▶ [Exercise task]:
Filter this data down to the lines that hold "Opinion", and copy them.

▶ [Records for this task]:
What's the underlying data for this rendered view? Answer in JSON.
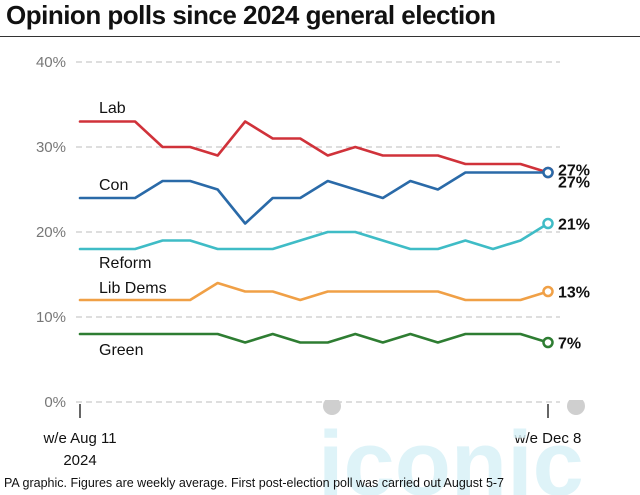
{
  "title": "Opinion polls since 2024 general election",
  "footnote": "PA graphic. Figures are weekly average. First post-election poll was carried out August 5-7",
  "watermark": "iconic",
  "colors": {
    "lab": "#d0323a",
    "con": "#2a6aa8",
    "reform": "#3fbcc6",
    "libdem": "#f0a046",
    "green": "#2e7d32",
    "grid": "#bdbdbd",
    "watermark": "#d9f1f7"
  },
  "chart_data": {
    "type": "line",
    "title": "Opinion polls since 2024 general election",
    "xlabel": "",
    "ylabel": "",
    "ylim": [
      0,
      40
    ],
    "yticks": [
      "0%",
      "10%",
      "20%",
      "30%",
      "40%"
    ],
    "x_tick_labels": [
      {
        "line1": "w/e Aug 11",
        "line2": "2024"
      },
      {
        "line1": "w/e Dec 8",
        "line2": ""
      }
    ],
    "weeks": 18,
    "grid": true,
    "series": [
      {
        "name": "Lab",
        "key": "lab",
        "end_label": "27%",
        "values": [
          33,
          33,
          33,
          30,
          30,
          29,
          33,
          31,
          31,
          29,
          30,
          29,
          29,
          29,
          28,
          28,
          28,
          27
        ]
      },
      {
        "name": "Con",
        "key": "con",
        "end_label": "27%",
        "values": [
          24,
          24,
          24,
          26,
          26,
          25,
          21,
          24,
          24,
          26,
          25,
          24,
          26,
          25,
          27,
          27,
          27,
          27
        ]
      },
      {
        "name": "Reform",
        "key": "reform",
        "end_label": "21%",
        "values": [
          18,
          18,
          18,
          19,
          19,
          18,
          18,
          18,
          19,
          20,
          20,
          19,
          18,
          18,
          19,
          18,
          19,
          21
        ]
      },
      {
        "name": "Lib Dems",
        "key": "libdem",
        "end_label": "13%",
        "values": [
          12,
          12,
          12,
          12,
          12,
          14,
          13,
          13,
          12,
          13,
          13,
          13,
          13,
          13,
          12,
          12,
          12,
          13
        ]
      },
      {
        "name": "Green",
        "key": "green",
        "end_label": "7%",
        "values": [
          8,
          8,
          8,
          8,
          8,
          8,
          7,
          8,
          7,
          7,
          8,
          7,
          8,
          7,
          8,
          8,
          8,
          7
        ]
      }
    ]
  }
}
* * *
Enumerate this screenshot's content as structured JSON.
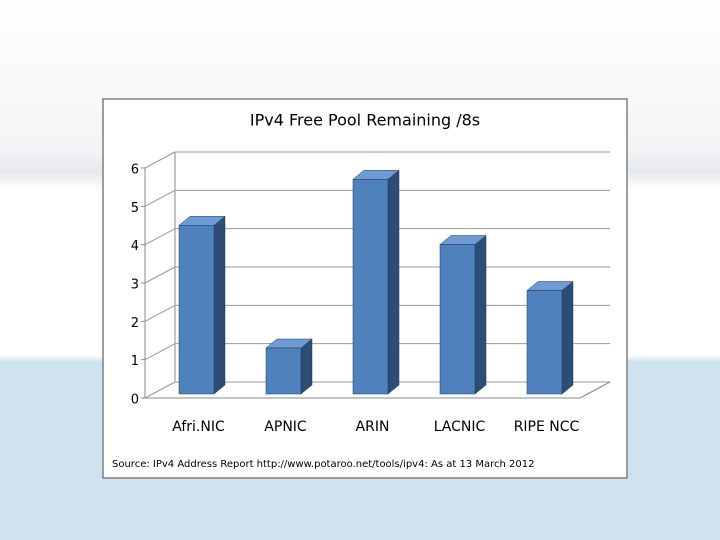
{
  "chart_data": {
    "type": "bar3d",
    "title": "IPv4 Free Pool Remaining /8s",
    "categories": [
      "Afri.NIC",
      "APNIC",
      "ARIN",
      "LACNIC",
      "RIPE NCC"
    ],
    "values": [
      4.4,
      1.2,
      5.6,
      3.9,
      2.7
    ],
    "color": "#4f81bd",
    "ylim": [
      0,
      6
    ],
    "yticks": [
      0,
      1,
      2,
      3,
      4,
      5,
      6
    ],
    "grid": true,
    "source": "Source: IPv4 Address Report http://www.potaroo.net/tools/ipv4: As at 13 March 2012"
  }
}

▶ [Answer for this exercise]:
  "title": "Opinion polls since 2024 general election",
    "title": "Opinion polls since 2024 general election",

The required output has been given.